EXERCISE DETAILS. When you spot the word "aldehyder" in a line of the data below, copy that line.

- - -

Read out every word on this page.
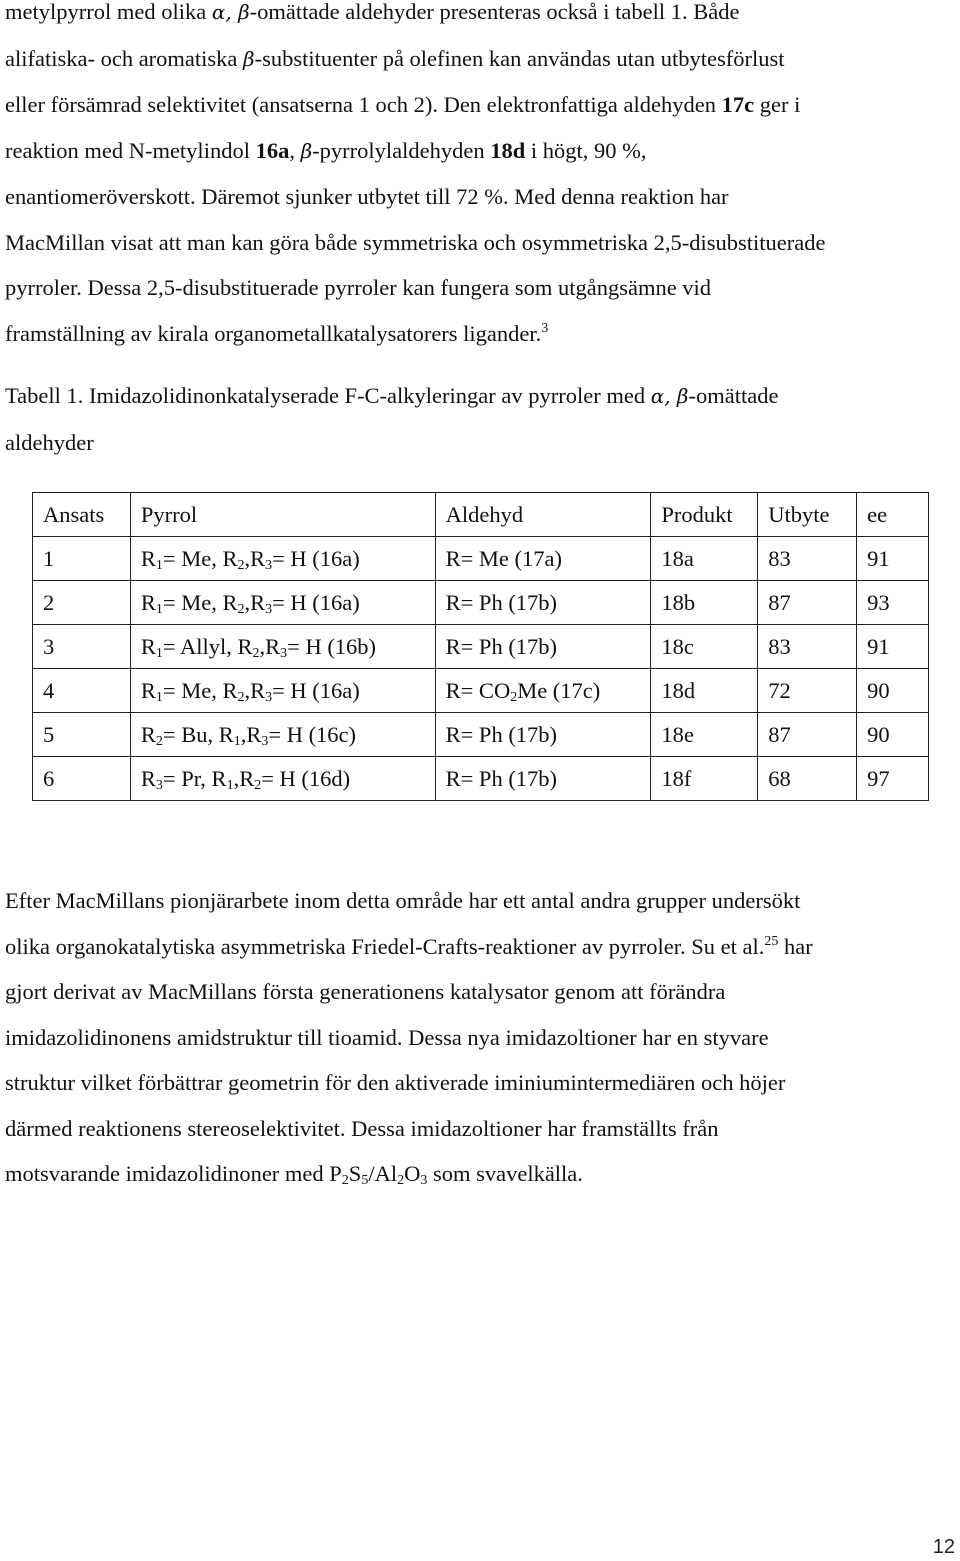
metylpyrrol med olika α, β-omättade aldehyder presenteras också i tabell 1. Både
alifatiska- och aromatiska β-substituenter på olefinen kan användas utan utbytesförlust
eller försämrad selektivitet (ansatserna 1 och 2). Den elektronfattiga aldehyden 17c ger i
reaktion med N-metylindol 16a, β-pyrrolylaldehyden 18d i högt, 90 %,
enantiomeröverskott. Däremot sjunker utbytet till 72 %. Med denna reaktion har
MacMillan visat att man kan göra både symmetriska och osymmetriska 2,5-disubstituerade
pyrroler. Dessa 2,5-disubstituerade pyrroler kan fungera som utgångsämne vid
framställning av kirala organometallkatalysatorers ligander.$^3$
Tabell 1. Imidazolidinonkatalyserade F-C-alkyleringar av pyrroler med α, β-omättade
aldehyder
Ansats	Pyrrol	Aldehyd	Produkt	Utbyte	ee
1	$R_1= Me$, $R_2,R_3= H$ (16a)	R= Me (17a)	18a	83	91
2	$R_1= Me$, $R_2,R_3= H$ (16a)	R= Ph (17b)	18b	87	93
3	$R_1=$ Allyl, $R_2,R_3= H$ (16b)	R= Ph (17b)	18c	83	91
4	$R_1= Me$, $R_2,R_3= H$ (16a)	$R= CO_2Me$ (17c)	18d	72	90
5	$R_2= Bu$, $R_1,R_3= H$ (16c)	R= Ph (17b)	18e	87	90
6	$R_3= Pr$, $R_1,R_2= H$ (16d)	R= Ph (17b)	18f	68	97
Efter MacMillans pionjärarbete inom detta område har ett antal andra grupper undersökt
olika organokatalytiska asymmetriska Friedel-Crafts-reaktioner av pyrroler. Su et al.$^{25}$ har
gjort derivat av MacMillans första generationens katalysator genom att förändra
imidazolidinonens amidstruktur till tioamid. Dessa nya imidazoltioner har en styvare
struktur vilket förbättrar geometrin för den aktiverade iminiumintermediären och höjer
därmed reaktionens stereoselektivitet. Dessa imidazoltioner har framställts från
motsvarande imidazolidinoner med $P_2S_5/Al_2O_3$ som svavelkälla.
12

- - -

OUTPUT OF THE TASK.
metylpyrrol med olika α, β-omättade aldehyder presenteras också i tabell 1. Både
aldehyder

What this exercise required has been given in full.